[Saved entries]
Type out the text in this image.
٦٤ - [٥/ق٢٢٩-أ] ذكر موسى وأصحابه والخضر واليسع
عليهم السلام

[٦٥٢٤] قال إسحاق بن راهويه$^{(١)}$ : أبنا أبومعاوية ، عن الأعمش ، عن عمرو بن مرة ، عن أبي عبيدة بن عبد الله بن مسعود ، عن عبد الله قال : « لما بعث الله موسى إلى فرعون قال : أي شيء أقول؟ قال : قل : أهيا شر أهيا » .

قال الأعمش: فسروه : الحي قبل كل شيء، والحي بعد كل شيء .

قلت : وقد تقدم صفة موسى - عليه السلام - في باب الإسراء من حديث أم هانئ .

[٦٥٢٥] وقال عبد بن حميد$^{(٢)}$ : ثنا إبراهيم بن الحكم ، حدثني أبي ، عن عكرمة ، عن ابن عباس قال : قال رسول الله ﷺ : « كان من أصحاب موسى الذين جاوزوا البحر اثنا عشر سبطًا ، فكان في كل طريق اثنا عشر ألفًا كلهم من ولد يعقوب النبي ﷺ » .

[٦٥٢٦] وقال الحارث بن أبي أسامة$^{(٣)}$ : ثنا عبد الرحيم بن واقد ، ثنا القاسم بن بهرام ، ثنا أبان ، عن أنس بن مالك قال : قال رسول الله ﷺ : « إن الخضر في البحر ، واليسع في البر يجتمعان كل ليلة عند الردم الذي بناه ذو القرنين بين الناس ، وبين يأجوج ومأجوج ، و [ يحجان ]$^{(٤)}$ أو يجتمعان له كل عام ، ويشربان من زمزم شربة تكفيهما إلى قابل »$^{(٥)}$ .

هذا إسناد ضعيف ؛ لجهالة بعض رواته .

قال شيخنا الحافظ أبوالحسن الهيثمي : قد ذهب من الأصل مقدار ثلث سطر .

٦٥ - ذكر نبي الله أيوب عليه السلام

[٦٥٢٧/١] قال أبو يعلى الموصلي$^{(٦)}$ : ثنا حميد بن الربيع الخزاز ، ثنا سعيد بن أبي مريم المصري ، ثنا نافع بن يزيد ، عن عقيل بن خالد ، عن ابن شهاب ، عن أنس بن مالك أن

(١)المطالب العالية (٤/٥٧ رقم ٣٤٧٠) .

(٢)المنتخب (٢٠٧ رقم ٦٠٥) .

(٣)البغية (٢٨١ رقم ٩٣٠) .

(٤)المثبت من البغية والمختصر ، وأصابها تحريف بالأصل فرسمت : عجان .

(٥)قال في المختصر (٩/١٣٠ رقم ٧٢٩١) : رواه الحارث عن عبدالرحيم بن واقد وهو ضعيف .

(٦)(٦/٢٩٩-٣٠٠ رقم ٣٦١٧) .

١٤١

▸ **What needs to be done**:
Identify each line in the entries with the word "البحر" and copy it.

▸ **Complete output**:
[٦٥٢٥] وقال عبد بن حميد$^{(٢)}$ : ثنا إبراهيم بن الحكم ، حدثني أبي ، عن عكرمة ، عن ابن عباس قال : قال رسول الله ﷺ : « كان من أصحاب موسى الذين جاوزوا البحر اثنا عشر سبطًا ، فكان في كل طريق اثنا عشر ألفًا كلهم من ولد يعقوب النبي ﷺ » .
[٦٥٢٦] وقال الحارث بن أبي أسامة$^{(٣)}$ : ثنا عبد الرحيم بن واقد ، ثنا القاسم بن بهرام ، ثنا أبان ، عن أنس بن مالك قال : قال رسول الله ﷺ : « إن الخضر في البحر ، واليسع في البر يجتمعان كل ليلة عند الردم الذي بناه ذو القرنين بين الناس ، وبين يأجوج ومأجوج ، و [ يحجان ]$^{(٤)}$ أو يجتمعان له كل عام ، ويشربان من زمزم شربة تكفيهما إلى قابل »$^{(٥)}$ .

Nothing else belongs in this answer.